* START Entries provided *

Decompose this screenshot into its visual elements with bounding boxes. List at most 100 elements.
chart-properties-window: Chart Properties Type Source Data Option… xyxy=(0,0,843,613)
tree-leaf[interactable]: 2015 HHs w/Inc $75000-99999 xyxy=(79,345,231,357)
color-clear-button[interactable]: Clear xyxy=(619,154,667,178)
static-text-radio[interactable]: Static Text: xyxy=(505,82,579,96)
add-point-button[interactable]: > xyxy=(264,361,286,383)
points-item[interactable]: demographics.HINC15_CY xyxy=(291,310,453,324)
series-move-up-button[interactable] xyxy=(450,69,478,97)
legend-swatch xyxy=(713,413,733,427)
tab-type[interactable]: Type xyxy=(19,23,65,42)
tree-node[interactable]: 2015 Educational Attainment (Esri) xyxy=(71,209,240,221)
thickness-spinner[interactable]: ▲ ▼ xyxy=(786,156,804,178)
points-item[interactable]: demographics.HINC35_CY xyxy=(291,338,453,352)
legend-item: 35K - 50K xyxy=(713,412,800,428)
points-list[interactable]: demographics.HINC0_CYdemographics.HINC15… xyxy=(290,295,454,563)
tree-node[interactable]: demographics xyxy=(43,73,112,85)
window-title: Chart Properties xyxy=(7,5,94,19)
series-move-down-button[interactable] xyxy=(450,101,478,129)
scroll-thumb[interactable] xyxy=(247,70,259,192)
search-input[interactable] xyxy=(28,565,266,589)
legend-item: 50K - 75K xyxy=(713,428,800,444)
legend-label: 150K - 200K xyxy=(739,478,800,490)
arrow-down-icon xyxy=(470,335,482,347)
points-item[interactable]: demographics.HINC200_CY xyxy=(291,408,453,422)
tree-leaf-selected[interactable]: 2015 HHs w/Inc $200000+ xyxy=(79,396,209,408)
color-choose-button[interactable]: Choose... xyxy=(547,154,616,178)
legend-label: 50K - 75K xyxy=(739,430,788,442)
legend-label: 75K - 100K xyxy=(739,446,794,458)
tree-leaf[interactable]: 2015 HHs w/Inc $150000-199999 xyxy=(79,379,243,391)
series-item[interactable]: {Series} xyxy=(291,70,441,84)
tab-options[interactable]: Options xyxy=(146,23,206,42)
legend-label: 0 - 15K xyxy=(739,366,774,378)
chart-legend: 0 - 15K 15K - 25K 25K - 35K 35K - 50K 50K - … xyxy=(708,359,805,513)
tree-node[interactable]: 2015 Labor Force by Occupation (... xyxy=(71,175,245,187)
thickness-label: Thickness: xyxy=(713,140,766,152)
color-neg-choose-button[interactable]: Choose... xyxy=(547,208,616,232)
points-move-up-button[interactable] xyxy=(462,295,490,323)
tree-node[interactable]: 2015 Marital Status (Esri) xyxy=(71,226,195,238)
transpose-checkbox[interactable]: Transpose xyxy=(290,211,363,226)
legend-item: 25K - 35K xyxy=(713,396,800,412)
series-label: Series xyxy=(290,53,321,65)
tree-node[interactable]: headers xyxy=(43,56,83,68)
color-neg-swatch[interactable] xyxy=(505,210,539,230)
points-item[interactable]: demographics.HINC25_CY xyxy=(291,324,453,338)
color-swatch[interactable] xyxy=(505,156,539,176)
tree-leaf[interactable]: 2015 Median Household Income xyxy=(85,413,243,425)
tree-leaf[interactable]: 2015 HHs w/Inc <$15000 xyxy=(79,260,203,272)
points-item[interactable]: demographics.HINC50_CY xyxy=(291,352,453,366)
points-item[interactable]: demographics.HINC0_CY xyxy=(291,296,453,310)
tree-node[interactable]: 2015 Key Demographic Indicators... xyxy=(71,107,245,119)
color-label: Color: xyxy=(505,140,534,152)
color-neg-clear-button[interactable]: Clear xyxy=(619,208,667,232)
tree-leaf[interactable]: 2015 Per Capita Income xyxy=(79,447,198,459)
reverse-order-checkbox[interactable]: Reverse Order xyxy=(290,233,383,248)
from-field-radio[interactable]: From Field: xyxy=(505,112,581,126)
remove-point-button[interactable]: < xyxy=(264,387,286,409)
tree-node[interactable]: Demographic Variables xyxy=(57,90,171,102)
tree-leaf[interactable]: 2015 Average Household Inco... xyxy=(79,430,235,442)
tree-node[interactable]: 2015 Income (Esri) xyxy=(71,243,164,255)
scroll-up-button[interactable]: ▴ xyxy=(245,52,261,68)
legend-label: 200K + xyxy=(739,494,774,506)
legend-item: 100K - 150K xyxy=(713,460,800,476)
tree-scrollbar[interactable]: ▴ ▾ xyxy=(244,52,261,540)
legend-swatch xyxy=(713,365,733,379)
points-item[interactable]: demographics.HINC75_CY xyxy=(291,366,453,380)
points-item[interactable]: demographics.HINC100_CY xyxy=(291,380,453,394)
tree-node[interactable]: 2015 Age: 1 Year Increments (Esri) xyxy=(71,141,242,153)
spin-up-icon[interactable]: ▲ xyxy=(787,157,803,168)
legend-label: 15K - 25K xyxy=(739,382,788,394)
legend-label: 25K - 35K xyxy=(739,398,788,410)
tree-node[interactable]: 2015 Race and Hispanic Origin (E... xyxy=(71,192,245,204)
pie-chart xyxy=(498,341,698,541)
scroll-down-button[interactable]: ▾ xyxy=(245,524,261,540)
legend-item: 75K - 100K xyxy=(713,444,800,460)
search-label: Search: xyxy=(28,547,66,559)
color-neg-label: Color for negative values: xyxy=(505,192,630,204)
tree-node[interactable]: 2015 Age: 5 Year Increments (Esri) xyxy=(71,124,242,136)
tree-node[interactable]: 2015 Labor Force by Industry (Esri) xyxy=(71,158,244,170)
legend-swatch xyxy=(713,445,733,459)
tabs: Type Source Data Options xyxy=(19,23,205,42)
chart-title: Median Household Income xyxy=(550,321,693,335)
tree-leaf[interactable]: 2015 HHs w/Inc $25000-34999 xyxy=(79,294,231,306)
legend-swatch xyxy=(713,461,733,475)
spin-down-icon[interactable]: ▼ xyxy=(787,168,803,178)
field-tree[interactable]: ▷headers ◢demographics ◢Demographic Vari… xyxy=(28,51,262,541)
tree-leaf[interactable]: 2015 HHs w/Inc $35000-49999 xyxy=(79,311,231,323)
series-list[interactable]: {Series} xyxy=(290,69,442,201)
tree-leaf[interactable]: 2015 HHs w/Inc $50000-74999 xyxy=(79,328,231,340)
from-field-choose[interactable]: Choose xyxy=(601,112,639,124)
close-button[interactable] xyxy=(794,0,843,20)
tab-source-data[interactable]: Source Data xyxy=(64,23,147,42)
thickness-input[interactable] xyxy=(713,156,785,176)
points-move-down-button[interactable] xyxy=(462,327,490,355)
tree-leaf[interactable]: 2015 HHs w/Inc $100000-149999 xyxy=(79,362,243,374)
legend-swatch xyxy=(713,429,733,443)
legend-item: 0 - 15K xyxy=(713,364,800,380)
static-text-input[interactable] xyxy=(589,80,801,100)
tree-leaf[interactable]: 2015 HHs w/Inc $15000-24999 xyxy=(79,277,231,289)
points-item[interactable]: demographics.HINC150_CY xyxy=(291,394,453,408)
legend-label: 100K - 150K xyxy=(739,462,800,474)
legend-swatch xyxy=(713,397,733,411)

* END Entries provided *

The request: Extract every line of the material above and write each one out unchanged.

Solution:
Decompose this screenshot into its visual elements with bounding boxes. List at most 100 elements.
chart-properties-window: Chart Properties Type Source Data Option… xyxy=(0,0,843,613)
tree-leaf[interactable]: 2015 HHs w/Inc $75000-99999 xyxy=(79,345,231,357)
color-clear-button[interactable]: Clear xyxy=(619,154,667,178)
static-text-radio[interactable]: Static Text: xyxy=(505,82,579,96)
add-point-button[interactable]: > xyxy=(264,361,286,383)
points-item[interactable]: demographics.HINC15_CY xyxy=(291,310,453,324)
series-move-up-button[interactable] xyxy=(450,69,478,97)
legend-swatch xyxy=(713,413,733,427)
tab-type[interactable]: Type xyxy=(19,23,65,42)
tree-node[interactable]: 2015 Educational Attainment (Esri) xyxy=(71,209,240,221)
thickness-spinner[interactable]: ▲ ▼ xyxy=(786,156,804,178)
points-item[interactable]: demographics.HINC35_CY xyxy=(291,338,453,352)
legend-item: 35K - 50K xyxy=(713,412,800,428)
points-list[interactable]: demographics.HINC0_CYdemographics.HINC15… xyxy=(290,295,454,563)
tree-node[interactable]: demographics xyxy=(43,73,112,85)
window-title: Chart Properties xyxy=(7,5,94,19)
series-move-down-button[interactable] xyxy=(450,101,478,129)
scroll-thumb[interactable] xyxy=(247,70,259,192)
search-input[interactable] xyxy=(28,565,266,589)
legend-item: 50K - 75K xyxy=(713,428,800,444)
legend-label: 150K - 200K xyxy=(739,478,800,490)
arrow-down-icon xyxy=(470,335,482,347)
points-item[interactable]: demographics.HINC200_CY xyxy=(291,408,453,422)
tree-leaf-selected[interactable]: 2015 HHs w/Inc $200000+ xyxy=(79,396,209,408)
color-choose-button[interactable]: Choose... xyxy=(547,154,616,178)
legend-label: 50K - 75K xyxy=(739,430,788,442)
legend-label: 75K - 100K xyxy=(739,446,794,458)
tree-leaf[interactable]: 2015 HHs w/Inc $150000-199999 xyxy=(79,379,243,391)
series-item[interactable]: {Series} xyxy=(291,70,441,84)
tab-options[interactable]: Options xyxy=(146,23,206,42)
legend-label: 0 - 15K xyxy=(739,366,774,378)
chart-legend: 0 - 15K 15K - 25K 25K - 35K 35K - 50K 50K - … xyxy=(708,359,805,513)
tree-node[interactable]: 2015 Labor Force by Occupation (... xyxy=(71,175,245,187)
thickness-label: Thickness: xyxy=(713,140,766,152)
color-neg-choose-button[interactable]: Choose... xyxy=(547,208,616,232)
points-move-up-button[interactable] xyxy=(462,295,490,323)
tree-node[interactable]: 2015 Marital Status (Esri) xyxy=(71,226,195,238)
transpose-checkbox[interactable]: Transpose xyxy=(290,211,363,226)
legend-item: 25K - 35K xyxy=(713,396,800,412)
series-label: Series xyxy=(290,53,321,65)
tree-node[interactable]: headers xyxy=(43,56,83,68)
color-neg-swatch[interactable] xyxy=(505,210,539,230)
points-item[interactable]: demographics.HINC25_CY xyxy=(291,324,453,338)
color-swatch[interactable] xyxy=(505,156,539,176)
tree-leaf[interactable]: 2015 Median Household Income xyxy=(85,413,243,425)
tree-leaf[interactable]: 2015 HHs w/Inc <$15000 xyxy=(79,260,203,272)
points-item[interactable]: demographics.HINC50_CY xyxy=(291,352,453,366)
points-item[interactable]: demographics.HINC0_CY xyxy=(291,296,453,310)
tree-node[interactable]: 2015 Key Demographic Indicators... xyxy=(71,107,245,119)
color-label: Color: xyxy=(505,140,534,152)
color-neg-clear-button[interactable]: Clear xyxy=(619,208,667,232)
tree-leaf[interactable]: 2015 Per Capita Income xyxy=(79,447,198,459)
reverse-order-checkbox[interactable]: Reverse Order xyxy=(290,233,383,248)
from-field-radio[interactable]: From Field: xyxy=(505,112,581,126)
remove-point-button[interactable]: < xyxy=(264,387,286,409)
tree-node[interactable]: Demographic Variables xyxy=(57,90,171,102)
tree-leaf[interactable]: 2015 Average Household Inco... xyxy=(79,430,235,442)
tree-node[interactable]: 2015 Income (Esri) xyxy=(71,243,164,255)
scroll-up-button[interactable]: ▴ xyxy=(245,52,261,68)
legend-label: 200K + xyxy=(739,494,774,506)
legend-item: 100K - 150K xyxy=(713,460,800,476)
tree-scrollbar[interactable]: ▴ ▾ xyxy=(244,52,261,540)
legend-swatch xyxy=(713,365,733,379)
points-item[interactable]: demographics.HINC75_CY xyxy=(291,366,453,380)
points-item[interactable]: demographics.HINC100_CY xyxy=(291,380,453,394)
tree-node[interactable]: 2015 Age: 1 Year Increments (Esri) xyxy=(71,141,242,153)
spin-up-icon[interactable]: ▲ xyxy=(787,157,803,168)
legend-label: 15K - 25K xyxy=(739,382,788,394)
legend-label: 25K - 35K xyxy=(739,398,788,410)
tree-node[interactable]: 2015 Race and Hispanic Origin (E... xyxy=(71,192,245,204)
pie-chart xyxy=(498,341,698,541)
scroll-down-button[interactable]: ▾ xyxy=(245,524,261,540)
legend-item: 75K - 100K xyxy=(713,444,800,460)
search-label: Search: xyxy=(28,547,66,559)
color-neg-label: Color for negative values: xyxy=(505,192,630,204)
tree-node[interactable]: 2015 Age: 5 Year Increments (Esri) xyxy=(71,124,242,136)
tree-node[interactable]: 2015 Labor Force by Industry (Esri) xyxy=(71,158,244,170)
legend-swatch xyxy=(713,445,733,459)
tabs: Type Source Data Options xyxy=(19,23,205,42)
chart-title: Median Household Income xyxy=(550,321,693,335)
tree-leaf[interactable]: 2015 HHs w/Inc $25000-34999 xyxy=(79,294,231,306)
legend-swatch xyxy=(713,461,733,475)
spin-down-icon[interactable]: ▼ xyxy=(787,168,803,178)
field-tree[interactable]: ▷headers ◢demographics ◢Demographic Vari… xyxy=(28,51,262,541)
tree-leaf[interactable]: 2015 HHs w/Inc $35000-49999 xyxy=(79,311,231,323)
series-list[interactable]: {Series} xyxy=(290,69,442,201)
tree-leaf[interactable]: 2015 HHs w/Inc $50000-74999 xyxy=(79,328,231,340)
from-field-choose[interactable]: Choose xyxy=(601,112,639,124)
close-button[interactable] xyxy=(794,0,843,20)
tab-source-data[interactable]: Source Data xyxy=(64,23,147,42)
thickness-input[interactable] xyxy=(713,156,785,176)
points-move-down-button[interactable] xyxy=(462,327,490,355)
tree-leaf[interactable]: 2015 HHs w/Inc $100000-149999 xyxy=(79,362,243,374)
legend-swatch xyxy=(713,429,733,443)
legend-item: 0 - 15K xyxy=(713,364,800,380)
static-text-input[interactable] xyxy=(589,80,801,100)
tree-leaf[interactable]: 2015 HHs w/Inc $15000-24999 xyxy=(79,277,231,289)
points-item[interactable]: demographics.HINC150_CY xyxy=(291,394,453,408)
legend-label: 100K - 150K xyxy=(739,462,800,474)
legend-swatch xyxy=(713,397,733,411)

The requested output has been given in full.